Exercise prompt |
Your reply should be a single number: how many lines contain the string "label".

Data records |
+ + + + +
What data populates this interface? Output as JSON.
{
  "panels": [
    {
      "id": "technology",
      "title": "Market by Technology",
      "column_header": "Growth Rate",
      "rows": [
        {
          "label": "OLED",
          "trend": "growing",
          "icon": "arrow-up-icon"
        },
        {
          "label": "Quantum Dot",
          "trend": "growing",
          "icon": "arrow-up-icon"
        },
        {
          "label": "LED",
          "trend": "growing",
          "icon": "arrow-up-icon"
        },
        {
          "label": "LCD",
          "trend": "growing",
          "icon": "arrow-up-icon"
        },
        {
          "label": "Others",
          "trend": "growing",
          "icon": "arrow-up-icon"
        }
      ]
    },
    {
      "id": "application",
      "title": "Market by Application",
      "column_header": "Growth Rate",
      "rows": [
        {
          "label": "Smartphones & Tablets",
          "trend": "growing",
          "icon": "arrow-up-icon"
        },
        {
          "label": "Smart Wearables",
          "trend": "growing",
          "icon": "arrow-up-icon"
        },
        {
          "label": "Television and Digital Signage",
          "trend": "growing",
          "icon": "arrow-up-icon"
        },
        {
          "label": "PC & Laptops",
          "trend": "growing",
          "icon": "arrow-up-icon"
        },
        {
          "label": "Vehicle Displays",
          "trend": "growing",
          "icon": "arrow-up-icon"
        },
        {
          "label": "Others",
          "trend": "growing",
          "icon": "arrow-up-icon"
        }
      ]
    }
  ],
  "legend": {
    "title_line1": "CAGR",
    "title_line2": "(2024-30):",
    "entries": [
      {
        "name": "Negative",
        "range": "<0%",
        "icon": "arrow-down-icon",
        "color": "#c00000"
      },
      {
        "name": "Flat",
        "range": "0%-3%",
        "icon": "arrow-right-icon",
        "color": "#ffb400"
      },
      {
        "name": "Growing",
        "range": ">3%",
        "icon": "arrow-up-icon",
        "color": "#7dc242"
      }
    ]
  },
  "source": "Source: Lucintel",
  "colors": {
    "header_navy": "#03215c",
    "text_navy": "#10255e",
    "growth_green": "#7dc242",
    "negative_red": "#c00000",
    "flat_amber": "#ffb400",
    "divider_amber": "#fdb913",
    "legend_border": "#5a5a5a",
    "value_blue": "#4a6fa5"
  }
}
+ + + + +
Finished exercise |
11